━━━━━ DATA FOR PROCESSING

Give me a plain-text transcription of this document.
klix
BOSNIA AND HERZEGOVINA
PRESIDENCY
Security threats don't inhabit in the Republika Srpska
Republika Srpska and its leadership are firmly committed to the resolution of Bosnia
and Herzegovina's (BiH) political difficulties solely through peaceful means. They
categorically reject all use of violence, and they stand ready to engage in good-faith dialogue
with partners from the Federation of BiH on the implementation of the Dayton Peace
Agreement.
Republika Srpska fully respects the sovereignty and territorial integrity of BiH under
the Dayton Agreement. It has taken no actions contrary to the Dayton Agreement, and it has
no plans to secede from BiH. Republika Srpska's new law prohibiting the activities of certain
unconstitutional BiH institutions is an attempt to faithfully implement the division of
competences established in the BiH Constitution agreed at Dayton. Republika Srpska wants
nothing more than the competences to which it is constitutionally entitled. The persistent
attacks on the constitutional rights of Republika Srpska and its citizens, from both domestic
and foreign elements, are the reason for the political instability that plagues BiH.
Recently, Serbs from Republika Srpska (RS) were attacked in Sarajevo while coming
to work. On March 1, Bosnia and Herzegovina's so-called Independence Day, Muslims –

━━━━━━━━━━

• EXERCISE BRIEF
Would you give the material above again, complete and exact?

• TASK SOLUTION
Give me a plain-text transcription of this document.
klix
BOSNIA AND HERZEGOVINA
PRESIDENCY
Security threats don't inhabit in the Republika Srpska
Republika Srpska and its leadership are firmly committed to the resolution of Bosnia
and Herzegovina's (BiH) political difficulties solely through peaceful means. They
categorically reject all use of violence, and they stand ready to engage in good-faith dialogue
with partners from the Federation of BiH on the implementation of the Dayton Peace
Agreement.
Republika Srpska fully respects the sovereignty and territorial integrity of BiH under
the Dayton Agreement. It has taken no actions contrary to the Dayton Agreement, and it has
no plans to secede from BiH. Republika Srpska's new law prohibiting the activities of certain
unconstitutional BiH institutions is an attempt to faithfully implement the division of
competences established in the BiH Constitution agreed at Dayton. Republika Srpska wants
nothing more than the competences to which it is constitutionally entitled. The persistent
attacks on the constitutional rights of Republika Srpska and its citizens, from both domestic
and foreign elements, are the reason for the political instability that plagues BiH.
Recently, Serbs from Republika Srpska (RS) were attacked in Sarajevo while coming
to work. On March 1, Bosnia and Herzegovina's so-called Independence Day, Muslims –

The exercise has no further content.